Task requirements => Check each line of the listing for the string "Size", then state how many lines have it. Only the number is wanted.

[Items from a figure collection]
▼
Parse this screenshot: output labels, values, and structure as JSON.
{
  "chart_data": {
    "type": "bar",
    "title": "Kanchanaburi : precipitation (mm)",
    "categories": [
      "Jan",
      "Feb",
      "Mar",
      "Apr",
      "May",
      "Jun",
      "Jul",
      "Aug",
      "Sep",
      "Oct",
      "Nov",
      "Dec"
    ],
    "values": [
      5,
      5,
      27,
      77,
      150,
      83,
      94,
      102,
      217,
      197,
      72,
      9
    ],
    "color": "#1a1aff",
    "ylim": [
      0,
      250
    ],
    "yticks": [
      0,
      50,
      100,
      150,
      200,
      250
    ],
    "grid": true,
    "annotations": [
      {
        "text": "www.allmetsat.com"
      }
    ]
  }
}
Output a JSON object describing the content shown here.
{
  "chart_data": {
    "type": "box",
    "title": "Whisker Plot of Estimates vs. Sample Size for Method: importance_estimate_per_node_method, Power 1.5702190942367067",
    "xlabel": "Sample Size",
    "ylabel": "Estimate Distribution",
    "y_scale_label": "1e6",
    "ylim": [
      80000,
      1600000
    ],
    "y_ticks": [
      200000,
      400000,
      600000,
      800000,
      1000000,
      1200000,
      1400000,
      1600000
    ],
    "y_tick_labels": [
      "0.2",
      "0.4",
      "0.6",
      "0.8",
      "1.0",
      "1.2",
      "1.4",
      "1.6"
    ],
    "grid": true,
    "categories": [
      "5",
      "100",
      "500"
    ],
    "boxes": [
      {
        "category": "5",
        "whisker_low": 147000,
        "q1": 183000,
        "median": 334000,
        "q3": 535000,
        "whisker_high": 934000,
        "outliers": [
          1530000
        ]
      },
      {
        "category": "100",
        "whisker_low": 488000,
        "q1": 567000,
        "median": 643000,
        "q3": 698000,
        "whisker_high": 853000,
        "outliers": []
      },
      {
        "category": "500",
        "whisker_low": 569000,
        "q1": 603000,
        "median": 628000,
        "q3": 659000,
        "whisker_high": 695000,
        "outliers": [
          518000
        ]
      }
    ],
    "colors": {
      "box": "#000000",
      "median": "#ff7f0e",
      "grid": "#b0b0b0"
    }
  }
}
▲
Result => 2